Copy every line of the records below exactly as it appears, leaving out the pictures.

Labeled region entries
** Begin **
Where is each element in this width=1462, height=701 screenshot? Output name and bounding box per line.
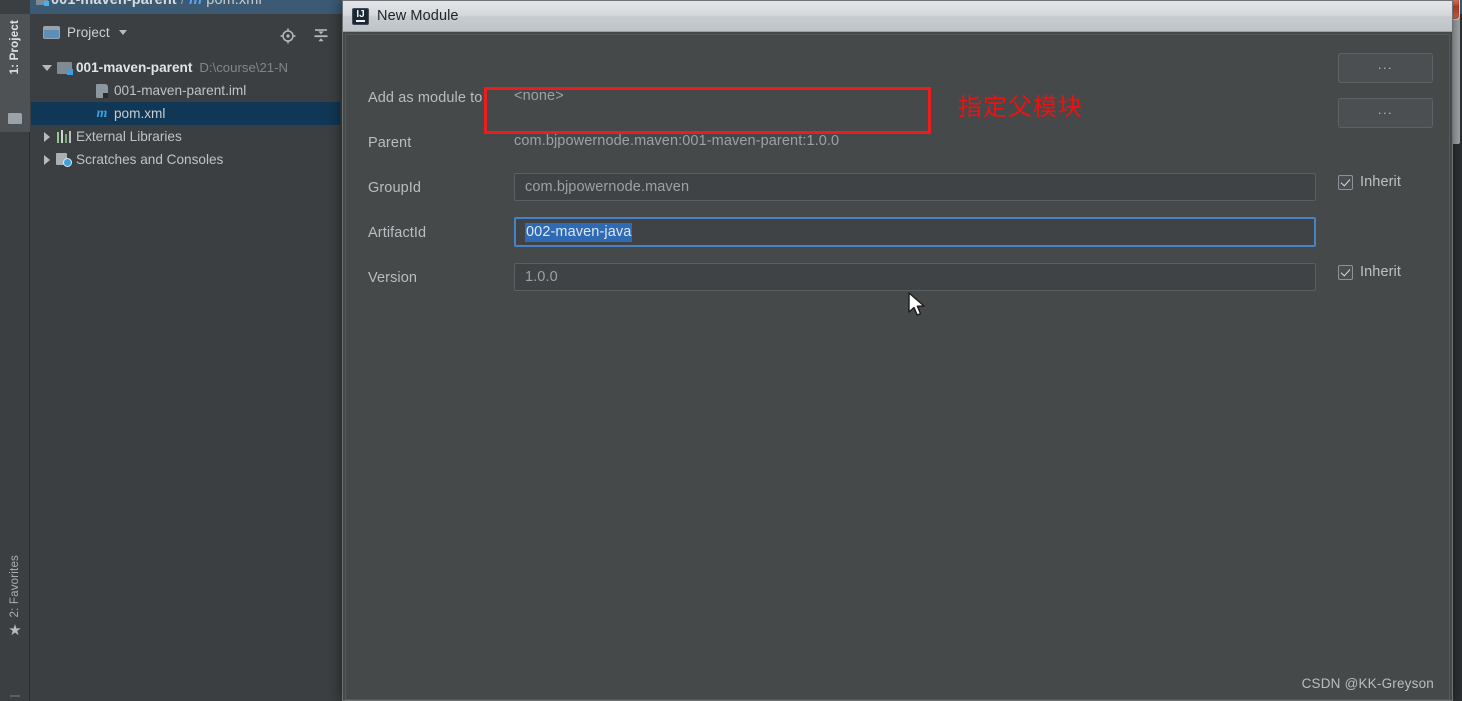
maven-m-icon: m [189,0,203,8]
project-tool-window: Project 001-maven-parent D:\course\21-N … [31,14,340,701]
project-tree[interactable]: 001-maven-parent D:\course\21-N 001-maven-… [31,56,340,171]
chevron-down-icon[interactable] [39,64,55,71]
sidebar-item-favorites[interactable]: 2: Favorites ★ [0,553,30,683]
groupid-label: GroupId [368,180,422,196]
dialog-titlebar[interactable]: New Module [343,1,1452,32]
module-icon [56,61,73,75]
breadcrumb-file[interactable]: pom.xml [206,0,262,8]
tree-item-label: 001-maven-parent [76,60,193,75]
checkbox-icon[interactable] [1338,264,1353,280]
ellipsis-label: ... [1377,57,1394,72]
sidebar-item-project[interactable]: 1: Project [0,14,30,132]
tool-window-strip: 1: Project 2: Favorites ★ [0,14,30,701]
version-input[interactable]: 1.0.0 [514,263,1316,291]
tree-item-001-maven-parent[interactable]: 001-maven-parent D:\course\21-N [31,56,340,79]
browse-parent-button[interactable]: ... [1338,98,1433,128]
parent-value[interactable]: com.bjpowernode.maven:001-maven-parent:1… [514,127,944,155]
maven-m-icon: m [96,105,108,121]
dialog-title: New Module [377,8,459,24]
iml-file-icon [96,83,108,98]
tree-item-pom-xml[interactable]: m pom.xml [31,102,340,125]
version-label: Version [368,270,418,286]
add-as-module-to-value[interactable]: <none> [514,83,934,109]
breadcrumb-separator: / [180,0,185,8]
tree-item-label: Scratches and Consoles [76,152,224,167]
version-value: 1.0.0 [525,269,558,285]
artifactid-label: ArtifactId [368,225,427,241]
star-icon: ★ [8,622,22,640]
groupid-input[interactable]: com.bjpowernode.maven [514,173,1316,201]
scrollbar-thumb[interactable] [1452,16,1460,144]
sidebar-item-project-label: 1: Project [9,20,21,75]
project-panel-title: Project [67,25,110,40]
project-panel-toolbar: Project [31,21,340,49]
version-inherit-checkbox[interactable]: Inherit [1338,264,1401,280]
tree-item-label: pom.xml [114,106,166,121]
parent-label: Parent [368,135,412,151]
ide-root: 001-maven-parent / m pom.xml 1: Project … [0,0,1462,701]
add-as-module-to-label: Add as module to [368,90,483,106]
strip-divider [10,695,20,697]
tree-item-001-maven-parent-iml[interactable]: 001-maven-parent.iml [31,79,340,102]
parent-annotation-text: 指定父模块 [958,93,1083,121]
breadcrumb-project[interactable]: 001-maven-parent [51,0,177,8]
tree-item-scratches-and-consoles[interactable]: Scratches and Consoles [31,148,340,171]
collapse-all-icon[interactable] [313,28,329,44]
groupid-inherit-label: Inherit [1360,174,1401,190]
module-icon [36,0,49,6]
groupid-inherit-checkbox[interactable]: Inherit [1338,174,1401,190]
chevron-right-icon[interactable] [39,154,55,165]
intellij-idea-icon [352,7,369,25]
artifactid-input[interactable]: 002-maven-java [514,217,1316,247]
browse-add-as-module-button[interactable]: ... [1338,53,1433,83]
libraries-icon [56,130,72,143]
chevron-down-icon[interactable] [118,30,127,35]
tree-item-external-libraries[interactable]: External Libraries [31,125,340,148]
chevron-right-icon[interactable] [39,131,55,142]
version-inherit-label: Inherit [1360,264,1401,280]
project-window-icon [43,26,60,39]
dialog-body: Add as module to <none> ... Parent com.b… [345,34,1450,700]
folder-icon [8,113,22,124]
sidebar-item-favorites-label: 2: Favorites [9,555,21,618]
tree-item-label: 001-maven-parent.iml [114,83,247,98]
tree-item-label: External Libraries [76,129,182,144]
tree-item-path: D:\course\21-N [199,60,289,75]
project-panel-header[interactable]: Project [43,25,127,40]
breadcrumb[interactable]: 001-maven-parent / m pom.xml [36,0,262,8]
checkbox-icon[interactable] [1338,174,1353,190]
ellipsis-label: ... [1377,102,1394,117]
artifactid-value: 002-maven-java [525,222,633,242]
locate-target-icon[interactable] [280,28,296,44]
groupid-value: com.bjpowernode.maven [525,179,690,195]
new-module-dialog: New Module Add as module to <none> ... P… [342,0,1453,701]
scratches-icon [56,152,72,167]
watermark: CSDN @KK-Greyson [1301,676,1434,691]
** End **
WRITTEN SOLUTION:
Where is each element in this width=1462, height=701 screenshot? Output name and bounding box per line.
maven-m-icon: m [189,0,203,8]
project-tool-window: Project 001-maven-parent D:\course\21-N … [31,14,340,701]
project-tree[interactable]: 001-maven-parent D:\course\21-N 001-maven-… [31,56,340,171]
chevron-down-icon[interactable] [39,64,55,71]
sidebar-item-favorites[interactable]: 2: Favorites ★ [0,553,30,683]
groupid-label: GroupId [368,180,422,196]
dialog-titlebar[interactable]: New Module [343,1,1452,32]
module-icon [56,61,73,75]
breadcrumb-file[interactable]: pom.xml [206,0,262,8]
tree-item-label: 001-maven-parent [76,60,193,75]
checkbox-icon[interactable] [1338,264,1353,280]
ellipsis-label: ... [1377,57,1394,72]
sidebar-item-project[interactable]: 1: Project [0,14,30,132]
tool-window-strip: 1: Project 2: Favorites ★ [0,14,30,701]
version-input[interactable]: 1.0.0 [514,263,1316,291]
tree-item-001-maven-parent[interactable]: 001-maven-parent D:\course\21-N [31,56,340,79]
browse-parent-button[interactable]: ... [1338,98,1433,128]
parent-value[interactable]: com.bjpowernode.maven:001-maven-parent:1… [514,127,944,155]
maven-m-icon: m [96,105,108,121]
dialog-title: New Module [377,8,459,24]
iml-file-icon [96,83,108,98]
tree-item-pom-xml[interactable]: m pom.xml [31,102,340,125]
version-label: Version [368,270,418,286]
add-as-module-to-value[interactable]: <none> [514,83,934,109]
breadcrumb-separator: / [180,0,185,8]
tree-item-label: Scratches and Consoles [76,152,224,167]
version-value: 1.0.0 [525,269,558,285]
artifactid-label: ArtifactId [368,225,427,241]
star-icon: ★ [8,622,22,640]
groupid-input[interactable]: com.bjpowernode.maven [514,173,1316,201]
scrollbar-thumb[interactable] [1452,16,1460,144]
sidebar-item-project-label: 1: Project [9,20,21,75]
project-panel-title: Project [67,25,110,40]
project-panel-toolbar: Project [31,21,340,49]
version-inherit-checkbox[interactable]: Inherit [1338,264,1401,280]
tree-item-label: pom.xml [114,106,166,121]
parent-label: Parent [368,135,412,151]
ide-root: 001-maven-parent / m pom.xml 1: Project … [0,0,1462,701]
add-as-module-to-label: Add as module to [368,90,483,106]
strip-divider [10,695,20,697]
tree-item-001-maven-parent-iml[interactable]: 001-maven-parent.iml [31,79,340,102]
parent-annotation-text: 指定父模块 [958,93,1083,121]
breadcrumb-project[interactable]: 001-maven-parent [51,0,177,8]
tree-item-scratches-and-consoles[interactable]: Scratches and Consoles [31,148,340,171]
collapse-all-icon[interactable] [313,28,329,44]
groupid-inherit-label: Inherit [1360,174,1401,190]
module-icon [36,0,49,6]
groupid-inherit-checkbox[interactable]: Inherit [1338,174,1401,190]
chevron-right-icon[interactable] [39,154,55,165]
intellij-idea-icon [352,7,369,25]
artifactid-input[interactable]: 002-maven-java [514,217,1316,247]
browse-add-as-module-button[interactable]: ... [1338,53,1433,83]
libraries-icon [56,130,72,143]
chevron-down-icon[interactable] [118,30,127,35]
tree-item-external-libraries[interactable]: External Libraries [31,125,340,148]
chevron-right-icon[interactable] [39,131,55,142]
version-inherit-label: Inherit [1360,264,1401,280]
project-window-icon [43,26,60,39]
dialog-body: Add as module to <none> ... Parent com.b… [345,34,1450,700]
folder-icon [8,113,22,124]
sidebar-item-favorites-label: 2: Favorites [9,555,21,618]
tree-item-label: 001-maven-parent.iml [114,83,247,98]
tree-item-label: External Libraries [76,129,182,144]
tree-item-path: D:\course\21-N [199,60,289,75]
project-panel-header[interactable]: Project [43,25,127,40]
breadcrumb[interactable]: 001-maven-parent / m pom.xml [36,0,262,8]
checkbox-icon[interactable] [1338,174,1353,190]
ellipsis-label: ... [1377,102,1394,117]
artifactid-value: 002-maven-java [525,222,633,242]
locate-target-icon[interactable] [280,28,296,44]
groupid-value: com.bjpowernode.maven [525,179,690,195]
new-module-dialog: New Module Add as module to <none> ... P… [342,0,1453,701]
scratches-icon [56,152,72,167]
watermark: CSDN @KK-Greyson [1301,676,1434,691]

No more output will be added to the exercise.